Copy out all the lines where "High" shows up.

**Stored rows:**

-------

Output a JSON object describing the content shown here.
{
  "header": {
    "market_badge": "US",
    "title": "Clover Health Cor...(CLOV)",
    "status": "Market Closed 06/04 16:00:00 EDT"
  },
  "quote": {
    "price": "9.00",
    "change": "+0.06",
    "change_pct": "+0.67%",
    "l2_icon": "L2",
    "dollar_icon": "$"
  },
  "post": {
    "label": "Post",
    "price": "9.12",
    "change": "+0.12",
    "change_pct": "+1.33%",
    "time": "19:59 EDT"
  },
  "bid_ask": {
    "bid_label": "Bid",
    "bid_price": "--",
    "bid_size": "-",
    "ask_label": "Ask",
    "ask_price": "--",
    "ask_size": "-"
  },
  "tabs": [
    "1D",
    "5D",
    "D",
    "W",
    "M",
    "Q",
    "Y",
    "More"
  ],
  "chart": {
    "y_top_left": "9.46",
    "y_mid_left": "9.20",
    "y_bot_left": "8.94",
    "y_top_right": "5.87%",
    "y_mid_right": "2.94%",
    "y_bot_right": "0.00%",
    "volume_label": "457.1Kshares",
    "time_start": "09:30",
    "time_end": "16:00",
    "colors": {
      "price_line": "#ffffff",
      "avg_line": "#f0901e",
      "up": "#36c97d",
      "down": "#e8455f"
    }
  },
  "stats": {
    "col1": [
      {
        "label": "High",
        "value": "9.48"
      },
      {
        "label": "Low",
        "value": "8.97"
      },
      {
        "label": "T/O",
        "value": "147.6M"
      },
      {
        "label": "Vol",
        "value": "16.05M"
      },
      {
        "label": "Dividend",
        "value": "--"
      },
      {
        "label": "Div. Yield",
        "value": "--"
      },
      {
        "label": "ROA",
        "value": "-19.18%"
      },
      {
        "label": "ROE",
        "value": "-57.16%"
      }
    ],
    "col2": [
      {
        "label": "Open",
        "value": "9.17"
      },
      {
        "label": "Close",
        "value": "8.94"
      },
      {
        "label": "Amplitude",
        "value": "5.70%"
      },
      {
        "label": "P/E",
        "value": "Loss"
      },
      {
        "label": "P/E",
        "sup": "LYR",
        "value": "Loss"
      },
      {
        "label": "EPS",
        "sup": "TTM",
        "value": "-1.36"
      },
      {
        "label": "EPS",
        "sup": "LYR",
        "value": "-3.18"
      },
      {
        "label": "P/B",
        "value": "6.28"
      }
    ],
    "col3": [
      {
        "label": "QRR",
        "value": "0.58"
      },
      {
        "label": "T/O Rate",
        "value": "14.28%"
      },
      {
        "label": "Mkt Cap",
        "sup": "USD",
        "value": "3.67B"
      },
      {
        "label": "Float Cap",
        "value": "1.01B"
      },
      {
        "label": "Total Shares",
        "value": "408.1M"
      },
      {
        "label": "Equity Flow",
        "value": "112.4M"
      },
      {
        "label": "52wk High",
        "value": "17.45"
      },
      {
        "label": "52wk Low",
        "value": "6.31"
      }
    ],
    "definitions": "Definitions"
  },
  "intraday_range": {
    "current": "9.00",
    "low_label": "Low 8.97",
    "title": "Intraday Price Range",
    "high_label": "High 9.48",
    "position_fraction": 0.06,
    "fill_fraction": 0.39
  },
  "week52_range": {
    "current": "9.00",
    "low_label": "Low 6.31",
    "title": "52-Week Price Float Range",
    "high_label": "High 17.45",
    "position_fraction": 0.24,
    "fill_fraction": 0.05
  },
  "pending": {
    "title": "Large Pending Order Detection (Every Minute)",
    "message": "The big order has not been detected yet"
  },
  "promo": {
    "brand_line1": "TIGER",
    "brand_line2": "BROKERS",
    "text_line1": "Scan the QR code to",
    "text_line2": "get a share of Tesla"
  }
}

-------

**The solution:**
        "label": "High",
        "label": "52wk High",
    "high_label": "High 9.48",
    "high_label": "High 17.45",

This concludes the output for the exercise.